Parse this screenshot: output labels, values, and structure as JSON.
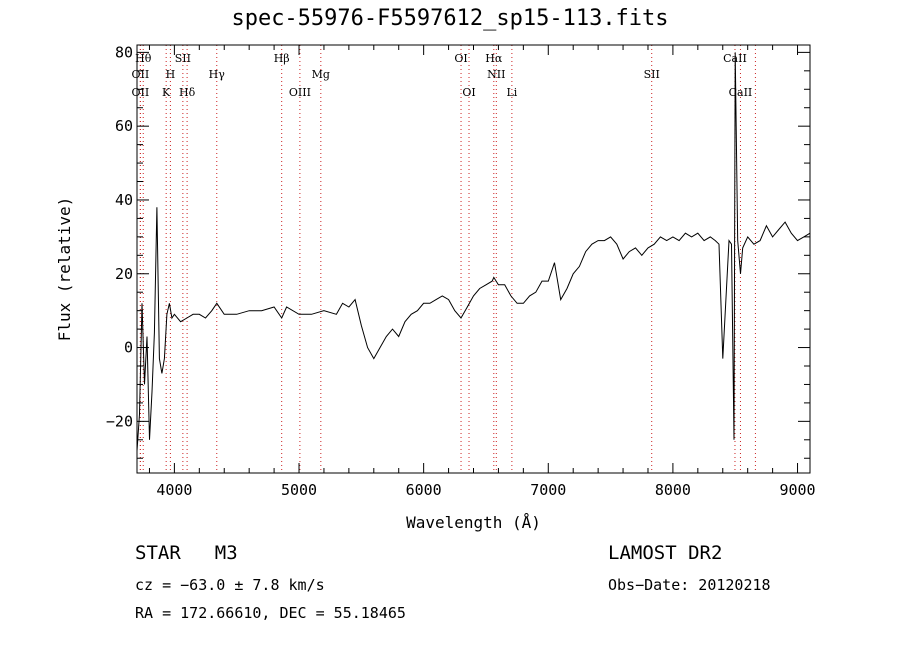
{
  "chart_data": {
    "type": "line",
    "title": "spec-55976-F5597612_sp15-113.fits",
    "xlabel": "Wavelength (Å)",
    "ylabel": "Flux (relative)",
    "xlim": [
      3700,
      9100
    ],
    "ylim": [
      -34,
      82
    ],
    "xticks": [
      4000,
      5000,
      6000,
      7000,
      8000,
      9000
    ],
    "yticks": [
      -20,
      0,
      20,
      40,
      60,
      80
    ],
    "grid": false,
    "line_color": "#000000",
    "marker_color": "#cc2222",
    "series": [
      {
        "x": [
          3700,
          3720,
          3740,
          3760,
          3780,
          3800,
          3820,
          3840,
          3860,
          3880,
          3900,
          3920,
          3940,
          3960,
          3980,
          4000,
          4050,
          4100,
          4150,
          4200,
          4250,
          4300,
          4340,
          4400,
          4500,
          4600,
          4700,
          4800,
          4861,
          4900,
          5000,
          5100,
          5200,
          5300,
          5350,
          5400,
          5450,
          5500,
          5550,
          5600,
          5650,
          5700,
          5750,
          5800,
          5850,
          5900,
          5950,
          6000,
          6050,
          6100,
          6150,
          6200,
          6250,
          6300,
          6350,
          6400,
          6450,
          6500,
          6550,
          6563,
          6600,
          6650,
          6700,
          6750,
          6800,
          6850,
          6900,
          6950,
          7000,
          7050,
          7100,
          7150,
          7200,
          7250,
          7300,
          7350,
          7400,
          7450,
          7500,
          7550,
          7600,
          7650,
          7700,
          7750,
          7800,
          7850,
          7900,
          7950,
          8000,
          8050,
          8100,
          8150,
          8200,
          8250,
          8300,
          8340,
          8370,
          8400,
          8450,
          8470,
          8490,
          8500,
          8520,
          8542,
          8560,
          8600,
          8650,
          8700,
          8750,
          8800,
          8850,
          8900,
          8950,
          9000,
          9050,
          9100
        ],
        "y": [
          -28,
          -18,
          12,
          -10,
          3,
          -25,
          -12,
          4,
          38,
          -3,
          -7,
          -3,
          9,
          12,
          8,
          9,
          7,
          8,
          9,
          9,
          8,
          10,
          12,
          9,
          9,
          10,
          10,
          11,
          8,
          11,
          9,
          9,
          10,
          9,
          12,
          11,
          13,
          6,
          0,
          -3,
          0,
          3,
          5,
          3,
          7,
          9,
          10,
          12,
          12,
          13,
          14,
          13,
          10,
          8,
          11,
          14,
          16,
          17,
          18,
          19,
          17,
          17,
          14,
          12,
          12,
          14,
          15,
          18,
          18,
          23,
          13,
          16,
          20,
          22,
          26,
          28,
          29,
          29,
          30,
          28,
          24,
          26,
          27,
          25,
          27,
          28,
          30,
          29,
          30,
          29,
          31,
          30,
          31,
          29,
          30,
          29,
          28,
          -3,
          29,
          28,
          -25,
          80,
          29,
          20,
          27,
          30,
          28,
          29,
          33,
          30,
          32,
          34,
          31,
          29,
          30,
          31
        ]
      }
    ],
    "markers": [
      {
        "wl": 3750,
        "label": "Hθ",
        "row": 0
      },
      {
        "wl": 3727,
        "label": "OII",
        "row": 1
      },
      {
        "wl": 3727,
        "label": "OII",
        "row": 2
      },
      {
        "wl": 3934,
        "label": "K",
        "row": 2
      },
      {
        "wl": 3968,
        "label": "H",
        "row": 1
      },
      {
        "wl": 4068,
        "label": "SII",
        "row": 0
      },
      {
        "wl": 4102,
        "label": "Hδ",
        "row": 2
      },
      {
        "wl": 4340,
        "label": "Hγ",
        "row": 1
      },
      {
        "wl": 4861,
        "label": "Hβ",
        "row": 0
      },
      {
        "wl": 5007,
        "label": "OIII",
        "row": 2
      },
      {
        "wl": 5175,
        "label": "Mg",
        "row": 1
      },
      {
        "wl": 6300,
        "label": "OI",
        "row": 0
      },
      {
        "wl": 6364,
        "label": "OI",
        "row": 2
      },
      {
        "wl": 6563,
        "label": "Hα",
        "row": 0
      },
      {
        "wl": 6583,
        "label": "NII",
        "row": 1
      },
      {
        "wl": 6708,
        "label": "Li",
        "row": 2
      },
      {
        "wl": 7830,
        "label": "SII",
        "row": 1
      },
      {
        "wl": 8498,
        "label": "CaII",
        "row": 0
      },
      {
        "wl": 8542,
        "label": "CaII",
        "row": 2
      },
      {
        "wl": 8662,
        "label": "",
        "row": -1
      }
    ]
  },
  "info": {
    "class": "STAR",
    "subclass": "M3",
    "survey": "LAMOST DR2",
    "cz": "cz = −63.0 ± 7.8 km/s",
    "obs_date": "Obs−Date: 20120218",
    "radec": "RA = 172.66610, DEC =  55.18465"
  }
}
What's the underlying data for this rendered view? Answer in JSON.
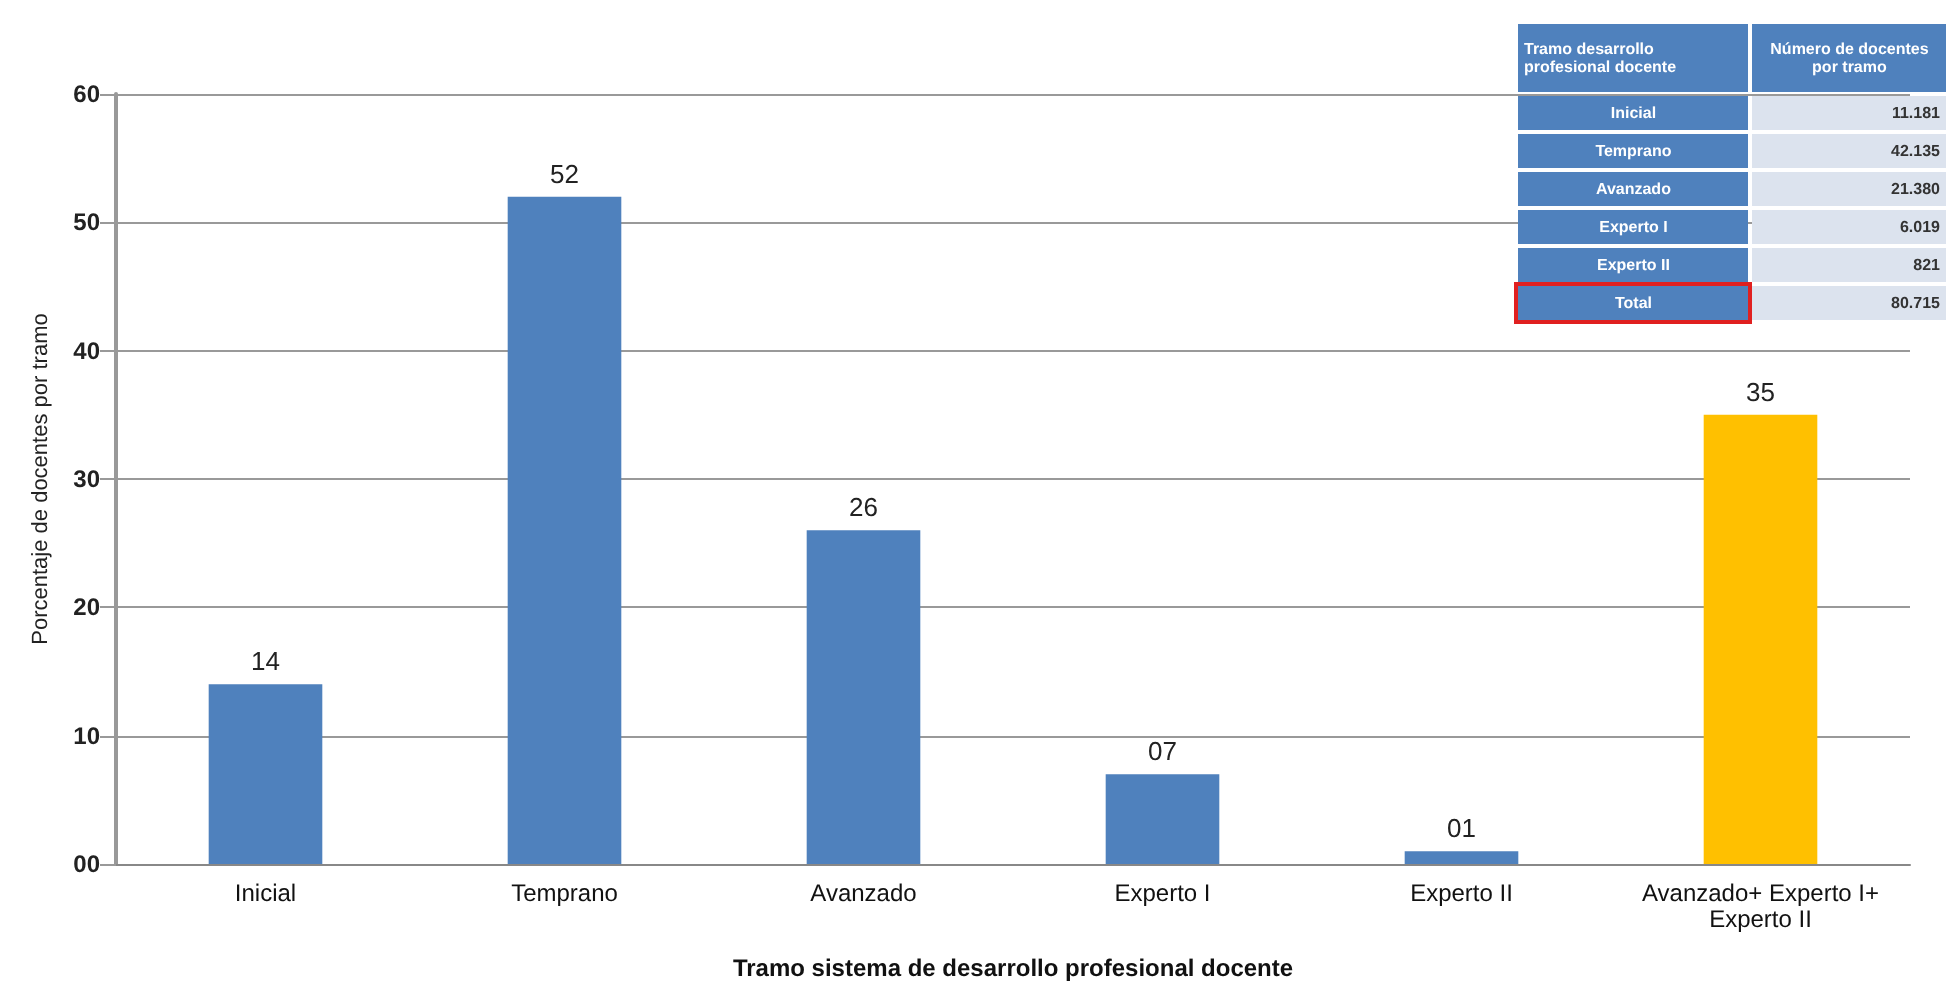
{
  "chart_data": {
    "type": "bar",
    "xlabel": "Tramo sistema de desarrollo profesional docente",
    "ylabel": "Porcentaje de docentes por tramo",
    "categories": [
      "Inicial",
      "Temprano",
      "Avanzado",
      "Experto I",
      "Experto II",
      "Avanzado+ Experto I+\nExperto II"
    ],
    "values": [
      14,
      52,
      26,
      7,
      1,
      35
    ],
    "value_labels": [
      "14",
      "52",
      "26",
      "07",
      "01",
      "35"
    ],
    "colors": [
      "#4f81bd",
      "#4f81bd",
      "#4f81bd",
      "#4f81bd",
      "#4f81bd",
      "#ffc000"
    ],
    "ylim": [
      0,
      60
    ],
    "yticks": [
      {
        "value": 0,
        "label": "00"
      },
      10,
      20,
      30,
      40,
      50,
      60
    ],
    "grid": "y",
    "annotations": [
      "Tramo desarrollo profesional docente",
      "Número de docentes por tramo",
      "Inicial",
      "11.181",
      "Temprano",
      "42.135",
      "Avanzado",
      "21.380",
      "Experto I",
      "6.019",
      "Experto II",
      "821",
      "Total",
      "80.715"
    ]
  }
}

● **Exercise objective**: In the copy, include all records verbatim but no images.

● **Solution to the exercise**:
Parse this screenshot: output labels, values, and structure as JSON.
{
  "chart_data": {
    "type": "line",
    "title": "spec-55976-F5597612_sp15-113.fits",
    "xlabel": "Wavelength (Å)",
    "ylabel": "Flux (relative)",
    "xlim": [
      3700,
      9100
    ],
    "ylim": [
      -34,
      82
    ],
    "xticks": [
      4000,
      5000,
      6000,
      7000,
      8000,
      9000
    ],
    "yticks": [
      -20,
      0,
      20,
      40,
      60,
      80
    ],
    "grid": false,
    "line_color": "#000000",
    "marker_color": "#cc2222",
    "series": [
      {
        "x": [
          3700,
          3720,
          3740,
          3760,
          3780,
          3800,
          3820,
          3840,
          3860,
          3880,
          3900,
          3920,
          3940,
          3960,
          3980,
          4000,
          4050,
          4100,
          4150,
          4200,
          4250,
          4300,
          4340,
          4400,
          4500,
          4600,
          4700,
          4800,
          4861,
          4900,
          5000,
          5100,
          5200,
          5300,
          5350,
          5400,
          5450,
          5500,
          5550,
          5600,
          5650,
          5700,
          5750,
          5800,
          5850,
          5900,
          5950,
          6000,
          6050,
          6100,
          6150,
          6200,
          6250,
          6300,
          6350,
          6400,
          6450,
          6500,
          6550,
          6563,
          6600,
          6650,
          6700,
          6750,
          6800,
          6850,
          6900,
          6950,
          7000,
          7050,
          7100,
          7150,
          7200,
          7250,
          7300,
          7350,
          7400,
          7450,
          7500,
          7550,
          7600,
          7650,
          7700,
          7750,
          7800,
          7850,
          7900,
          7950,
          8000,
          8050,
          8100,
          8150,
          8200,
          8250,
          8300,
          8340,
          8370,
          8400,
          8450,
          8470,
          8490,
          8500,
          8520,
          8542,
          8560,
          8600,
          8650,
          8700,
          8750,
          8800,
          8850,
          8900,
          8950,
          9000,
          9050,
          9100
        ],
        "y": [
          -28,
          -18,
          12,
          -10,
          3,
          -25,
          -12,
          4,
          38,
          -3,
          -7,
          -3,
          9,
          12,
          8,
          9,
          7,
          8,
          9,
          9,
          8,
          10,
          12,
          9,
          9,
          10,
          10,
          11,
          8,
          11,
          9,
          9,
          10,
          9,
          12,
          11,
          13,
          6,
          0,
          -3,
          0,
          3,
          5,
          3,
          7,
          9,
          10,
          12,
          12,
          13,
          14,
          13,
          10,
          8,
          11,
          14,
          16,
          17,
          18,
          19,
          17,
          17,
          14,
          12,
          12,
          14,
          15,
          18,
          18,
          23,
          13,
          16,
          20,
          22,
          26,
          28,
          29,
          29,
          30,
          28,
          24,
          26,
          27,
          25,
          27,
          28,
          30,
          29,
          30,
          29,
          31,
          30,
          31,
          29,
          30,
          29,
          28,
          -3,
          29,
          28,
          -25,
          80,
          29,
          20,
          27,
          30,
          28,
          29,
          33,
          30,
          32,
          34,
          31,
          29,
          30,
          31
        ]
      }
    ],
    "markers": [
      {
        "wl": 3750,
        "label": "Hθ",
        "row": 0
      },
      {
        "wl": 3727,
        "label": "OII",
        "row": 1
      },
      {
        "wl": 3727,
        "label": "OII",
        "row": 2
      },
      {
        "wl": 3934,
        "label": "K",
        "row": 2
      },
      {
        "wl": 3968,
        "label": "H",
        "row": 1
      },
      {
        "wl": 4068,
        "label": "SII",
        "row": 0
      },
      {
        "wl": 4102,
        "label": "Hδ",
        "row": 2
      },
      {
        "wl": 4340,
        "label": "Hγ",
        "row": 1
      },
      {
        "wl": 4861,
        "label": "Hβ",
        "row": 0
      },
      {
        "wl": 5007,
        "label": "OIII",
        "row": 2
      },
      {
        "wl": 5175,
        "label": "Mg",
        "row": 1
      },
      {
        "wl": 6300,
        "label": "OI",
        "row": 0
      },
      {
        "wl": 6364,
        "label": "OI",
        "row": 2
      },
      {
        "wl": 6563,
        "label": "Hα",
        "row": 0
      },
      {
        "wl": 6583,
        "label": "NII",
        "row": 1
      },
      {
        "wl": 6708,
        "label": "Li",
        "row": 2
      },
      {
        "wl": 7830,
        "label": "SII",
        "row": 1
      },
      {
        "wl": 8498,
        "label": "CaII",
        "row": 0
      },
      {
        "wl": 8542,
        "label": "CaII",
        "row": 2
      },
      {
        "wl": 8662,
        "label": "",
        "row": -1
      }
    ]
  },
  "info": {
    "class": "STAR",
    "subclass": "M3",
    "survey": "LAMOST DR2",
    "cz": "cz = −63.0 ± 7.8 km/s",
    "obs_date": "Obs−Date: 20120218",
    "radec": "RA = 172.66610, DEC =  55.18465"
  }
}
What's the underlying data for this rendered view? Answer in JSON.
{
  "chart_data": {
    "type": "bar",
    "xlabel": "Tramo sistema de desarrollo profesional docente",
    "ylabel": "Porcentaje de docentes por tramo",
    "categories": [
      "Inicial",
      "Temprano",
      "Avanzado",
      "Experto I",
      "Experto II",
      "Avanzado+ Experto I+\nExperto II"
    ],
    "values": [
      14,
      52,
      26,
      7,
      1,
      35
    ],
    "value_labels": [
      "14",
      "52",
      "26",
      "07",
      "01",
      "35"
    ],
    "colors": [
      "#4f81bd",
      "#4f81bd",
      "#4f81bd",
      "#4f81bd",
      "#4f81bd",
      "#ffc000"
    ],
    "ylim": [
      0,
      60
    ],
    "yticks": [
      {
        "value": 0,
        "label": "00"
      },
      10,
      20,
      30,
      40,
      50,
      60
    ],
    "grid": "y",
    "annotations": [
      "Tramo desarrollo profesional docente",
      "Número de docentes por tramo",
      "Inicial",
      "11.181",
      "Temprano",
      "42.135",
      "Avanzado",
      "21.380",
      "Experto I",
      "6.019",
      "Experto II",
      "821",
      "Total",
      "80.715"
    ]
  }
}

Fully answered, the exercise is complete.